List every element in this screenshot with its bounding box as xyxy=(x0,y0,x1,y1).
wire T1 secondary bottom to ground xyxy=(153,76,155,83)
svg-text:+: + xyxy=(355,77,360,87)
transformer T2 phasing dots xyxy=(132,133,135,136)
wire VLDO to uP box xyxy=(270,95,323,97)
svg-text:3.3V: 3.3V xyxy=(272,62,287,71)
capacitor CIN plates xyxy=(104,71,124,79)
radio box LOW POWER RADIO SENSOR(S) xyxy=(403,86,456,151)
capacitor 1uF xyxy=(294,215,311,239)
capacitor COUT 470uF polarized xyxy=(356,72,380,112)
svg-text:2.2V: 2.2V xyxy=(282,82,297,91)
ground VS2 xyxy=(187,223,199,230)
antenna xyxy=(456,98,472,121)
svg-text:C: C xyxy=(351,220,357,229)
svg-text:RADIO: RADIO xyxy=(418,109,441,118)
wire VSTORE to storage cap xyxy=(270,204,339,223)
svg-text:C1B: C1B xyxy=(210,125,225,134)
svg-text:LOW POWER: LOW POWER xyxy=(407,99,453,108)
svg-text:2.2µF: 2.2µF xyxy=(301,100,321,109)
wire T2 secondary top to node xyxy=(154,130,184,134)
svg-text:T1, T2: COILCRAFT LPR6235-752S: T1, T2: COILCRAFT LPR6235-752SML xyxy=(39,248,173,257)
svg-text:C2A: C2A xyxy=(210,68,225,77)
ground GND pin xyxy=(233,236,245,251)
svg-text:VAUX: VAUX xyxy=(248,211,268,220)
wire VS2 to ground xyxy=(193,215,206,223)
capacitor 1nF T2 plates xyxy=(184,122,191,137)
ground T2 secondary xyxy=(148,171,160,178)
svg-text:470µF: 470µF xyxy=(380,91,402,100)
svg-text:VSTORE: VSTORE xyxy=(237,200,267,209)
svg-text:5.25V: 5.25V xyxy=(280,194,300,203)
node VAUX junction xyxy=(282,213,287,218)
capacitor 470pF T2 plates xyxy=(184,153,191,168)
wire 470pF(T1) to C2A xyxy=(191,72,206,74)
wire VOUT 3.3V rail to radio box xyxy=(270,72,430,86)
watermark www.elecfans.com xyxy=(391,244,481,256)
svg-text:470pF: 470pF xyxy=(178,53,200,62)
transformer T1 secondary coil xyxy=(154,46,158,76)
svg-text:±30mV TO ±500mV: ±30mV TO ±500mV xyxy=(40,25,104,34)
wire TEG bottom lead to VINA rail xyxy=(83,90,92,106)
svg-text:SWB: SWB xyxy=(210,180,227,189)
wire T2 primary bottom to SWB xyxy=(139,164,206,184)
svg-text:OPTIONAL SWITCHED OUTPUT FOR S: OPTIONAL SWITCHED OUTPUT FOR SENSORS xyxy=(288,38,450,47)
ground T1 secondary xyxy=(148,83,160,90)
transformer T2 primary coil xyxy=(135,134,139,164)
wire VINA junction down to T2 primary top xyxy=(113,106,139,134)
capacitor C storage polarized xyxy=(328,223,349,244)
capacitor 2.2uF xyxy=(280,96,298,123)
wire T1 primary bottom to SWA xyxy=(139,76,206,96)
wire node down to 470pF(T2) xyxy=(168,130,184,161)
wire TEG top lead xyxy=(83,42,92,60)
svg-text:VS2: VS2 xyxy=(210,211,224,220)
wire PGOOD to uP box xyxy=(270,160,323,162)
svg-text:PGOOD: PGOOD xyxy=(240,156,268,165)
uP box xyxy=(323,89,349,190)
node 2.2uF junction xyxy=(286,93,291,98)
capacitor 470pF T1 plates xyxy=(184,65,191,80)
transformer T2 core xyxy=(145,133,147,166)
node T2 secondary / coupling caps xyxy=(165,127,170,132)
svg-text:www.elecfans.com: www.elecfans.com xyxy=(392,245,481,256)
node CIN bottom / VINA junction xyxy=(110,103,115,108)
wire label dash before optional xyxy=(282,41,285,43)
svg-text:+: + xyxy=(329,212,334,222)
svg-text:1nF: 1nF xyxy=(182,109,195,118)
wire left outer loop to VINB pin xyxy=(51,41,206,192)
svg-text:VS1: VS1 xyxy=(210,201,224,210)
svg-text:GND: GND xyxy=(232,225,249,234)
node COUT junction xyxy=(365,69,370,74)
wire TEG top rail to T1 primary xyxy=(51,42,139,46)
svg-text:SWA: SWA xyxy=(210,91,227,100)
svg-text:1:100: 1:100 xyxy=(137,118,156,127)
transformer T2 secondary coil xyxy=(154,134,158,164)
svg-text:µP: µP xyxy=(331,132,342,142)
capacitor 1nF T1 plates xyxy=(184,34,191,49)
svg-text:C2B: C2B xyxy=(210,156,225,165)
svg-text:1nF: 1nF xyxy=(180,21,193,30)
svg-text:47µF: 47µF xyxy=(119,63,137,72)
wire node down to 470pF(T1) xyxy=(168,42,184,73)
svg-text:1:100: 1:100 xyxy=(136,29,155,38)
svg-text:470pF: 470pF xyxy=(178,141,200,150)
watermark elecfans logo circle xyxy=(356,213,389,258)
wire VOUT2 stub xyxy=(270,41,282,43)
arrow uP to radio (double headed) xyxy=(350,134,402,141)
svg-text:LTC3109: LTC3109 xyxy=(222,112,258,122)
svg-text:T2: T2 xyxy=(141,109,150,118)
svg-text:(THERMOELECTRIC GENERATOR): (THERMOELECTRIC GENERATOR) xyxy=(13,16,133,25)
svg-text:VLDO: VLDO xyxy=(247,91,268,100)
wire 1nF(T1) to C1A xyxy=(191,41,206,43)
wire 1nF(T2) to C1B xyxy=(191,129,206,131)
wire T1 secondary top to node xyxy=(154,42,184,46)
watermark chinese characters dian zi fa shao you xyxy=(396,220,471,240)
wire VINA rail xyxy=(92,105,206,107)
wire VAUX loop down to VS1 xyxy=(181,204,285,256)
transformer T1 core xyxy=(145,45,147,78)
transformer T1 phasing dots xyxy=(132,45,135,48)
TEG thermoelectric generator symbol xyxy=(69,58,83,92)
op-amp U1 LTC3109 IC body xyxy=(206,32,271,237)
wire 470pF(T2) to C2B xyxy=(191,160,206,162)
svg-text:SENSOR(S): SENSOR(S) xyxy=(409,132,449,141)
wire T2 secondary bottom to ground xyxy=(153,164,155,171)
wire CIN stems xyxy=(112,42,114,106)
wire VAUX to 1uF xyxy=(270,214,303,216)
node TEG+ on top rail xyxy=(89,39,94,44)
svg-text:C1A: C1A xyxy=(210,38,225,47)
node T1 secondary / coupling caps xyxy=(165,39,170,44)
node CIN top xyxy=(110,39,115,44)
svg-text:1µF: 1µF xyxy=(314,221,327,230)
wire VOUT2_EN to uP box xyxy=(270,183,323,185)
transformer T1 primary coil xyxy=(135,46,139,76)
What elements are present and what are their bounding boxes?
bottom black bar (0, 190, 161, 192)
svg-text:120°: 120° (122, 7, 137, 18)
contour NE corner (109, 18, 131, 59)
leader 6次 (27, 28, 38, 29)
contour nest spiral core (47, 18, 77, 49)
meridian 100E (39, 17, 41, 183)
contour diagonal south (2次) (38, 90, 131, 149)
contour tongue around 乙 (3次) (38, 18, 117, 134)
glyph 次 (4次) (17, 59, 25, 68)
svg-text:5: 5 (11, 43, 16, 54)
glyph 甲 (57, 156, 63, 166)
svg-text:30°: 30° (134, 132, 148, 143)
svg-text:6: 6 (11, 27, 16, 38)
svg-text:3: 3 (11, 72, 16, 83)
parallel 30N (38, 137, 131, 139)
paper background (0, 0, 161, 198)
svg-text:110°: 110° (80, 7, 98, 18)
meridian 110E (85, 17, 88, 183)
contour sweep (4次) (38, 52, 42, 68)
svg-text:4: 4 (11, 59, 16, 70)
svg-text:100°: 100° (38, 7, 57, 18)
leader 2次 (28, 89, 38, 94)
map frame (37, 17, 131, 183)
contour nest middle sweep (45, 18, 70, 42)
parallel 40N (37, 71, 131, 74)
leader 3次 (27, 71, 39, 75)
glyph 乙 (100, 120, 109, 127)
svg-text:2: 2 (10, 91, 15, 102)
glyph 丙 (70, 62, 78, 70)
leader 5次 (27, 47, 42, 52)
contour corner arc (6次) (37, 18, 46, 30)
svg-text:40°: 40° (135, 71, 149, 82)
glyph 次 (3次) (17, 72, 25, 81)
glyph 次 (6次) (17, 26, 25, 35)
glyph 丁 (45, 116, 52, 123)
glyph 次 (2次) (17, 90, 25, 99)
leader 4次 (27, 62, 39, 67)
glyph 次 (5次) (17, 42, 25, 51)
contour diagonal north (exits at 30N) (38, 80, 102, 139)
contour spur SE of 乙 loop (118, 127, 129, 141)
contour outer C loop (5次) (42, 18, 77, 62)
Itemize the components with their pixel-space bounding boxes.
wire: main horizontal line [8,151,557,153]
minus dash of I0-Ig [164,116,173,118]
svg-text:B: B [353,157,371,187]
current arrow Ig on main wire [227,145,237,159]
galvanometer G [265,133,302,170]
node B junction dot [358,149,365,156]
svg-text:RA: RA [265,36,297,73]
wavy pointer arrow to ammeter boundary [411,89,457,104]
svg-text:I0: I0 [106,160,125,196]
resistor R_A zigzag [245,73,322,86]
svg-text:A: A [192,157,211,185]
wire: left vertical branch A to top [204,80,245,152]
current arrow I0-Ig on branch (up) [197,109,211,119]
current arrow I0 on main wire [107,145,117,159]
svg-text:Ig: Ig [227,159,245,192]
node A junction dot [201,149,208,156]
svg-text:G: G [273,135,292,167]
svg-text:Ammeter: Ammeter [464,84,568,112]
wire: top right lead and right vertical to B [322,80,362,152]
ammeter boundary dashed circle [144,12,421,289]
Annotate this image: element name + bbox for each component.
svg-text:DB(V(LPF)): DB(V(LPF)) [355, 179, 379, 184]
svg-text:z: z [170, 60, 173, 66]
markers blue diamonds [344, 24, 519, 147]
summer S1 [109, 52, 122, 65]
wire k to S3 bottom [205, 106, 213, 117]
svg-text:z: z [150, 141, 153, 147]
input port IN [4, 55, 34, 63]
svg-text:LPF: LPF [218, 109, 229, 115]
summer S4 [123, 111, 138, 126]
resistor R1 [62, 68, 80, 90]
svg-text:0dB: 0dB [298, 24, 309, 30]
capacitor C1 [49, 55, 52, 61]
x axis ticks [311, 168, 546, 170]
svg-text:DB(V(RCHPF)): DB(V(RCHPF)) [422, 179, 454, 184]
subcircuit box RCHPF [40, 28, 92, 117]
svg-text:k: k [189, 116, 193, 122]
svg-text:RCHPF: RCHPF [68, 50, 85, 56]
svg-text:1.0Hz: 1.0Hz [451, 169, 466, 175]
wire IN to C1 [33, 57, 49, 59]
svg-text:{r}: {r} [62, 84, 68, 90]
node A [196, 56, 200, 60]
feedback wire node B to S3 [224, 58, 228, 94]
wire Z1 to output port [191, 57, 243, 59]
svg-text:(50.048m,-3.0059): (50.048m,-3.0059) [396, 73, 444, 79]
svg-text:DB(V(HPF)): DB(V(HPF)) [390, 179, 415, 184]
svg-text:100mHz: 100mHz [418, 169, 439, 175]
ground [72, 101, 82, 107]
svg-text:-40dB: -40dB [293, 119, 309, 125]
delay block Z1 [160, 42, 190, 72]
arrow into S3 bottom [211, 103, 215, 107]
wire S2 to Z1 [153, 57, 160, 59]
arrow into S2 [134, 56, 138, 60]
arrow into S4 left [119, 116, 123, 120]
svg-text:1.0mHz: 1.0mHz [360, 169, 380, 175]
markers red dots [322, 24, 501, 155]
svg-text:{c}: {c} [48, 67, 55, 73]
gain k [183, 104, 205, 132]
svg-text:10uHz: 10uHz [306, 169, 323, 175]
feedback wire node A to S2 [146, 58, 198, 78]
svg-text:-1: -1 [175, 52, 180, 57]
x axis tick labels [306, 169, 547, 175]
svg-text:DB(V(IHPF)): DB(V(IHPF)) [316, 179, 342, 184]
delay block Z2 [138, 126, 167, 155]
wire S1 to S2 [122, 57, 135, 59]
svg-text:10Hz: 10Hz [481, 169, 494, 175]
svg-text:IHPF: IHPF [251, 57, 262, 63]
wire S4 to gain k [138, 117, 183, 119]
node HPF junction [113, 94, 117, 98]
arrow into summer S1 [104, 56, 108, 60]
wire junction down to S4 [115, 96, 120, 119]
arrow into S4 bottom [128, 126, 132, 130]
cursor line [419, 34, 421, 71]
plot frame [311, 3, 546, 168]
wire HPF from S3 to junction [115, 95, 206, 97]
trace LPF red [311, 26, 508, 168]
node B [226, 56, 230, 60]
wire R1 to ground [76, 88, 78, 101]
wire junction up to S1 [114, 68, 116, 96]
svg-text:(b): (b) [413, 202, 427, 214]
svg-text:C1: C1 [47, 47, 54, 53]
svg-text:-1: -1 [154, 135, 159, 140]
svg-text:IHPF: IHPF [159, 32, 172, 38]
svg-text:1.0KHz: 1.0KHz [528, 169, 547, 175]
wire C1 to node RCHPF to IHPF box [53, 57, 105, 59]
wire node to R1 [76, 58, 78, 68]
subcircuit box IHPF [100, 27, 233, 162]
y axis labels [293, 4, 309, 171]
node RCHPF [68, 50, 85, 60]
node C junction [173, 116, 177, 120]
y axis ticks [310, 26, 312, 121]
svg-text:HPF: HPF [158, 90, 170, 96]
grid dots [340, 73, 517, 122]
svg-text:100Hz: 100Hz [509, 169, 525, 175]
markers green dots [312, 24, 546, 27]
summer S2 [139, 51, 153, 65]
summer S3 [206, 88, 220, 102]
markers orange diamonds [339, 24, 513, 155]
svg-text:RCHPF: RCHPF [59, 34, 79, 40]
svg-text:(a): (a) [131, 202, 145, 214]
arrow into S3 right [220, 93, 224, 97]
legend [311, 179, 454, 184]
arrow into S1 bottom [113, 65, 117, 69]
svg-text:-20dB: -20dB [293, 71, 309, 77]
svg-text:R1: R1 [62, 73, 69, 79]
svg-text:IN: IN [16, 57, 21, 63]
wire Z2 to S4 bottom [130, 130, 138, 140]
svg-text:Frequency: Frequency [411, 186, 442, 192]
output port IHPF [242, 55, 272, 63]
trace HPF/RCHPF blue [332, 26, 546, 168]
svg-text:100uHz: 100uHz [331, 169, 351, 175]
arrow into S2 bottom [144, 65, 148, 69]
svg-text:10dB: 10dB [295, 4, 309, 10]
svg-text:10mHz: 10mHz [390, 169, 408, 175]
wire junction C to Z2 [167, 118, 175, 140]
--
▶ _Task requirements_:
Reproduce the rows word for word, starting with the very first row and going on through the row that contains "ground VS2 xyxy=(187,223,199,230)", including both.

▶ _Solution to this problem_:
List every element in this screenshot with its bounding box as xyxy=(x0,y0,x1,y1).
wire T1 secondary bottom to ground xyxy=(153,76,155,83)
svg-text:+: + xyxy=(355,77,360,87)
transformer T2 phasing dots xyxy=(132,133,135,136)
wire VLDO to uP box xyxy=(270,95,323,97)
svg-text:3.3V: 3.3V xyxy=(272,62,287,71)
capacitor CIN plates xyxy=(104,71,124,79)
radio box LOW POWER RADIO SENSOR(S) xyxy=(403,86,456,151)
capacitor 1uF xyxy=(294,215,311,239)
capacitor COUT 470uF polarized xyxy=(356,72,380,112)
svg-text:2.2V: 2.2V xyxy=(282,82,297,91)
ground VS2 xyxy=(187,223,199,230)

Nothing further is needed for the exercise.